◆ Data extract
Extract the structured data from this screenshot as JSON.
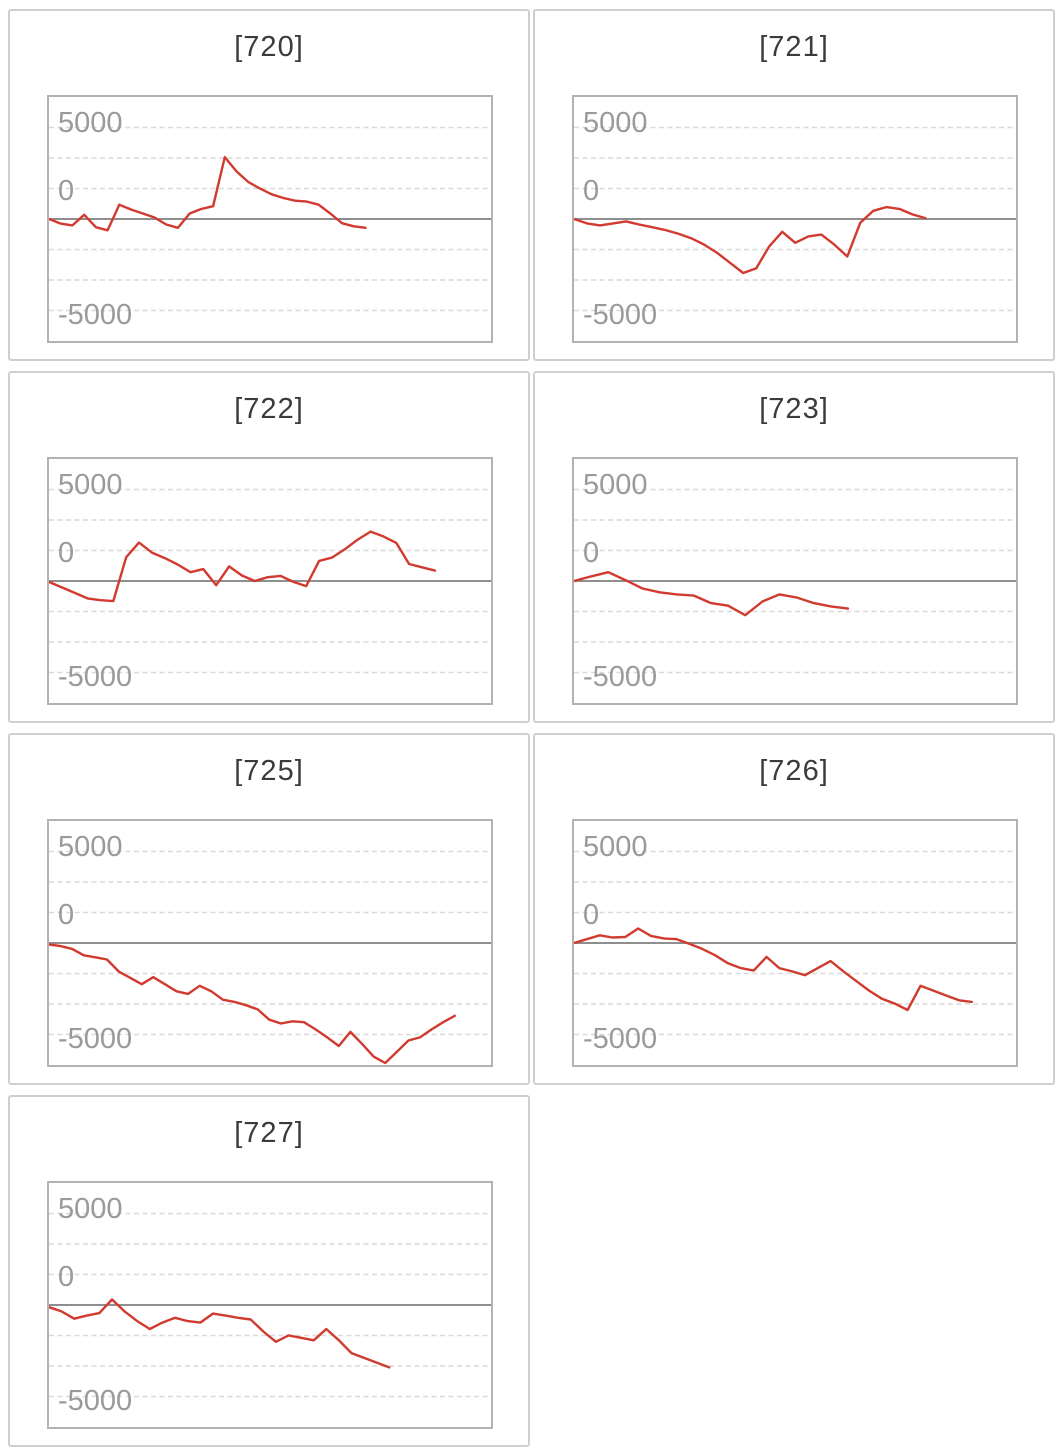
{
  "page": {
    "background_color": "#ffffff"
  },
  "style": {
    "series_color": "#d13a2f",
    "zero_line_color": "#8e8e8e",
    "gridline_color": "#d9d9d9",
    "plot_border_color": "#b2b2b2",
    "card_border_color": "#cfcfcf",
    "title_color": "#3b3b3b",
    "tick_label_color": "#9a9a9a"
  },
  "axis": {
    "tick_labels": [
      "5000",
      "0",
      "-5000"
    ],
    "tick_values": [
      5000,
      0,
      -5000
    ],
    "gridline_values": [
      5000,
      3333,
      1667,
      -1667,
      -3333,
      -5000
    ],
    "zero_line_value": 0,
    "y_range": [
      -6667,
      6667
    ],
    "grid_style": "dashed",
    "x_labels_shown": false
  },
  "chart_data": [
    {
      "title": "[720]",
      "type": "line",
      "y_ticks": [
        5000,
        0,
        -5000
      ],
      "y_range": [
        -6667,
        6667
      ],
      "x_end_fraction": 0.716,
      "values": [
        0,
        -250,
        -350,
        230,
        -450,
        -620,
        780,
        520,
        300,
        80,
        -300,
        -480,
        300,
        550,
        700,
        3380,
        2600,
        2020,
        1660,
        1350,
        1150,
        1000,
        950,
        780,
        300,
        -230,
        -400,
        -480
      ]
    },
    {
      "title": "[721]",
      "type": "line",
      "y_ticks": [
        5000,
        0,
        -5000
      ],
      "y_range": [
        -6667,
        6667
      ],
      "x_end_fraction": 0.795,
      "values": [
        0,
        -240,
        -350,
        -240,
        -130,
        -300,
        -450,
        -600,
        -800,
        -1050,
        -1400,
        -1850,
        -2400,
        -2950,
        -2700,
        -1500,
        -700,
        -1300,
        -950,
        -850,
        -1400,
        -2050,
        -200,
        450,
        650,
        550,
        250,
        50
      ]
    },
    {
      "title": "[722]",
      "type": "line",
      "y_ticks": [
        5000,
        0,
        -5000
      ],
      "y_range": [
        -6667,
        6667
      ],
      "x_end_fraction": 0.873,
      "values": [
        -50,
        -350,
        -650,
        -950,
        -1050,
        -1100,
        1300,
        2100,
        1550,
        1250,
        900,
        480,
        650,
        -230,
        800,
        300,
        0,
        210,
        280,
        -50,
        -280,
        1100,
        1280,
        1730,
        2260,
        2700,
        2440,
        2080,
        930,
        750,
        570
      ]
    },
    {
      "title": "[723]",
      "type": "line",
      "y_ticks": [
        5000,
        0,
        -5000
      ],
      "y_range": [
        -6667,
        6667
      ],
      "x_end_fraction": 0.62,
      "values": [
        0,
        250,
        480,
        50,
        -410,
        -620,
        -730,
        -800,
        -1210,
        -1350,
        -1870,
        -1120,
        -730,
        -900,
        -1210,
        -1390,
        -1510
      ]
    },
    {
      "title": "[725]",
      "type": "line",
      "y_ticks": [
        5000,
        0,
        -5000
      ],
      "y_range": [
        -6667,
        6667
      ],
      "x_end_fraction": 0.918,
      "values": [
        -80,
        -170,
        -320,
        -670,
        -780,
        -900,
        -1550,
        -1900,
        -2250,
        -1870,
        -2250,
        -2640,
        -2780,
        -2340,
        -2640,
        -3100,
        -3220,
        -3400,
        -3630,
        -4190,
        -4400,
        -4280,
        -4330,
        -4720,
        -5160,
        -5630,
        -4860,
        -5510,
        -6210,
        -6560,
        -5950,
        -5330,
        -5160,
        -4720,
        -4330,
        -3980
      ]
    },
    {
      "title": "[726]",
      "type": "line",
      "y_ticks": [
        5000,
        0,
        -5000
      ],
      "y_range": [
        -6667,
        6667
      ],
      "x_end_fraction": 0.9,
      "values": [
        0,
        210,
        420,
        300,
        330,
        790,
        390,
        250,
        210,
        -50,
        -320,
        -670,
        -1110,
        -1370,
        -1510,
        -760,
        -1370,
        -1550,
        -1760,
        -1370,
        -990,
        -1550,
        -2080,
        -2600,
        -3050,
        -3310,
        -3660,
        -2340,
        -2600,
        -2870,
        -3130,
        -3220
      ]
    },
    {
      "title": "[727]",
      "type": "line",
      "y_ticks": [
        5000,
        0,
        -5000
      ],
      "y_range": [
        -6667,
        6667
      ],
      "x_end_fraction": 0.77,
      "values": [
        -120,
        -350,
        -750,
        -580,
        -440,
        300,
        -350,
        -880,
        -1310,
        -960,
        -700,
        -880,
        -960,
        -470,
        -580,
        -700,
        -790,
        -1450,
        -2010,
        -1660,
        -1790,
        -1930,
        -1310,
        -1930,
        -2630,
        -2890,
        -3150,
        -3410
      ]
    }
  ]
}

◆ Exercise brief
Return the whole listing, word for word, and leave out every picture.

◆ Problem solution
Extract the structured data from this screenshot as JSON.
{
  "page": {
    "background_color": "#ffffff"
  },
  "style": {
    "series_color": "#d13a2f",
    "zero_line_color": "#8e8e8e",
    "gridline_color": "#d9d9d9",
    "plot_border_color": "#b2b2b2",
    "card_border_color": "#cfcfcf",
    "title_color": "#3b3b3b",
    "tick_label_color": "#9a9a9a"
  },
  "axis": {
    "tick_labels": [
      "5000",
      "0",
      "-5000"
    ],
    "tick_values": [
      5000,
      0,
      -5000
    ],
    "gridline_values": [
      5000,
      3333,
      1667,
      -1667,
      -3333,
      -5000
    ],
    "zero_line_value": 0,
    "y_range": [
      -6667,
      6667
    ],
    "grid_style": "dashed",
    "x_labels_shown": false
  },
  "chart_data": [
    {
      "title": "[720]",
      "type": "line",
      "y_ticks": [
        5000,
        0,
        -5000
      ],
      "y_range": [
        -6667,
        6667
      ],
      "x_end_fraction": 0.716,
      "values": [
        0,
        -250,
        -350,
        230,
        -450,
        -620,
        780,
        520,
        300,
        80,
        -300,
        -480,
        300,
        550,
        700,
        3380,
        2600,
        2020,
        1660,
        1350,
        1150,
        1000,
        950,
        780,
        300,
        -230,
        -400,
        -480
      ]
    },
    {
      "title": "[721]",
      "type": "line",
      "y_ticks": [
        5000,
        0,
        -5000
      ],
      "y_range": [
        -6667,
        6667
      ],
      "x_end_fraction": 0.795,
      "values": [
        0,
        -240,
        -350,
        -240,
        -130,
        -300,
        -450,
        -600,
        -800,
        -1050,
        -1400,
        -1850,
        -2400,
        -2950,
        -2700,
        -1500,
        -700,
        -1300,
        -950,
        -850,
        -1400,
        -2050,
        -200,
        450,
        650,
        550,
        250,
        50
      ]
    },
    {
      "title": "[722]",
      "type": "line",
      "y_ticks": [
        5000,
        0,
        -5000
      ],
      "y_range": [
        -6667,
        6667
      ],
      "x_end_fraction": 0.873,
      "values": [
        -50,
        -350,
        -650,
        -950,
        -1050,
        -1100,
        1300,
        2100,
        1550,
        1250,
        900,
        480,
        650,
        -230,
        800,
        300,
        0,
        210,
        280,
        -50,
        -280,
        1100,
        1280,
        1730,
        2260,
        2700,
        2440,
        2080,
        930,
        750,
        570
      ]
    },
    {
      "title": "[723]",
      "type": "line",
      "y_ticks": [
        5000,
        0,
        -5000
      ],
      "y_range": [
        -6667,
        6667
      ],
      "x_end_fraction": 0.62,
      "values": [
        0,
        250,
        480,
        50,
        -410,
        -620,
        -730,
        -800,
        -1210,
        -1350,
        -1870,
        -1120,
        -730,
        -900,
        -1210,
        -1390,
        -1510
      ]
    },
    {
      "title": "[725]",
      "type": "line",
      "y_ticks": [
        5000,
        0,
        -5000
      ],
      "y_range": [
        -6667,
        6667
      ],
      "x_end_fraction": 0.918,
      "values": [
        -80,
        -170,
        -320,
        -670,
        -780,
        -900,
        -1550,
        -1900,
        -2250,
        -1870,
        -2250,
        -2640,
        -2780,
        -2340,
        -2640,
        -3100,
        -3220,
        -3400,
        -3630,
        -4190,
        -4400,
        -4280,
        -4330,
        -4720,
        -5160,
        -5630,
        -4860,
        -5510,
        -6210,
        -6560,
        -5950,
        -5330,
        -5160,
        -4720,
        -4330,
        -3980
      ]
    },
    {
      "title": "[726]",
      "type": "line",
      "y_ticks": [
        5000,
        0,
        -5000
      ],
      "y_range": [
        -6667,
        6667
      ],
      "x_end_fraction": 0.9,
      "values": [
        0,
        210,
        420,
        300,
        330,
        790,
        390,
        250,
        210,
        -50,
        -320,
        -670,
        -1110,
        -1370,
        -1510,
        -760,
        -1370,
        -1550,
        -1760,
        -1370,
        -990,
        -1550,
        -2080,
        -2600,
        -3050,
        -3310,
        -3660,
        -2340,
        -2600,
        -2870,
        -3130,
        -3220
      ]
    },
    {
      "title": "[727]",
      "type": "line",
      "y_ticks": [
        5000,
        0,
        -5000
      ],
      "y_range": [
        -6667,
        6667
      ],
      "x_end_fraction": 0.77,
      "values": [
        -120,
        -350,
        -750,
        -580,
        -440,
        300,
        -350,
        -880,
        -1310,
        -960,
        -700,
        -880,
        -960,
        -470,
        -580,
        -700,
        -790,
        -1450,
        -2010,
        -1660,
        -1790,
        -1930,
        -1310,
        -1930,
        -2630,
        -2890,
        -3150,
        -3410
      ]
    }
  ]
}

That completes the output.